--- start of THE DATA ---

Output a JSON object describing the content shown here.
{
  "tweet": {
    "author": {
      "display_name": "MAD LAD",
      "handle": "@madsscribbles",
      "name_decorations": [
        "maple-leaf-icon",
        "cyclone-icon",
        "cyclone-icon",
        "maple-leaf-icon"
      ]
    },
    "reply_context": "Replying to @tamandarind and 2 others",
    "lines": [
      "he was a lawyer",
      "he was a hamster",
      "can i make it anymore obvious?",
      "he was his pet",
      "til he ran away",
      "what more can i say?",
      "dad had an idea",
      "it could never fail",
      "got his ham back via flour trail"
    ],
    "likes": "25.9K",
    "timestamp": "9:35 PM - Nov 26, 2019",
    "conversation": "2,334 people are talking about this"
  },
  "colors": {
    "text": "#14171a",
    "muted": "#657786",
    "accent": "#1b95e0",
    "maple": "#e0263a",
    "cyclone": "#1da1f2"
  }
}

--- end of THE DATA ---

(EXERCISE BRIEF) The records above are to be repeated exactly, in their entirety.

(REPLY TO THE EXERCISE)
Output a JSON object describing the content shown here.
{
  "tweet": {
    "author": {
      "display_name": "MAD LAD",
      "handle": "@madsscribbles",
      "name_decorations": [
        "maple-leaf-icon",
        "cyclone-icon",
        "cyclone-icon",
        "maple-leaf-icon"
      ]
    },
    "reply_context": "Replying to @tamandarind and 2 others",
    "lines": [
      "he was a lawyer",
      "he was a hamster",
      "can i make it anymore obvious?",
      "he was his pet",
      "til he ran away",
      "what more can i say?",
      "dad had an idea",
      "it could never fail",
      "got his ham back via flour trail"
    ],
    "likes": "25.9K",
    "timestamp": "9:35 PM - Nov 26, 2019",
    "conversation": "2,334 people are talking about this"
  },
  "colors": {
    "text": "#14171a",
    "muted": "#657786",
    "accent": "#1b95e0",
    "maple": "#e0263a",
    "cyclone": "#1da1f2"
  }
}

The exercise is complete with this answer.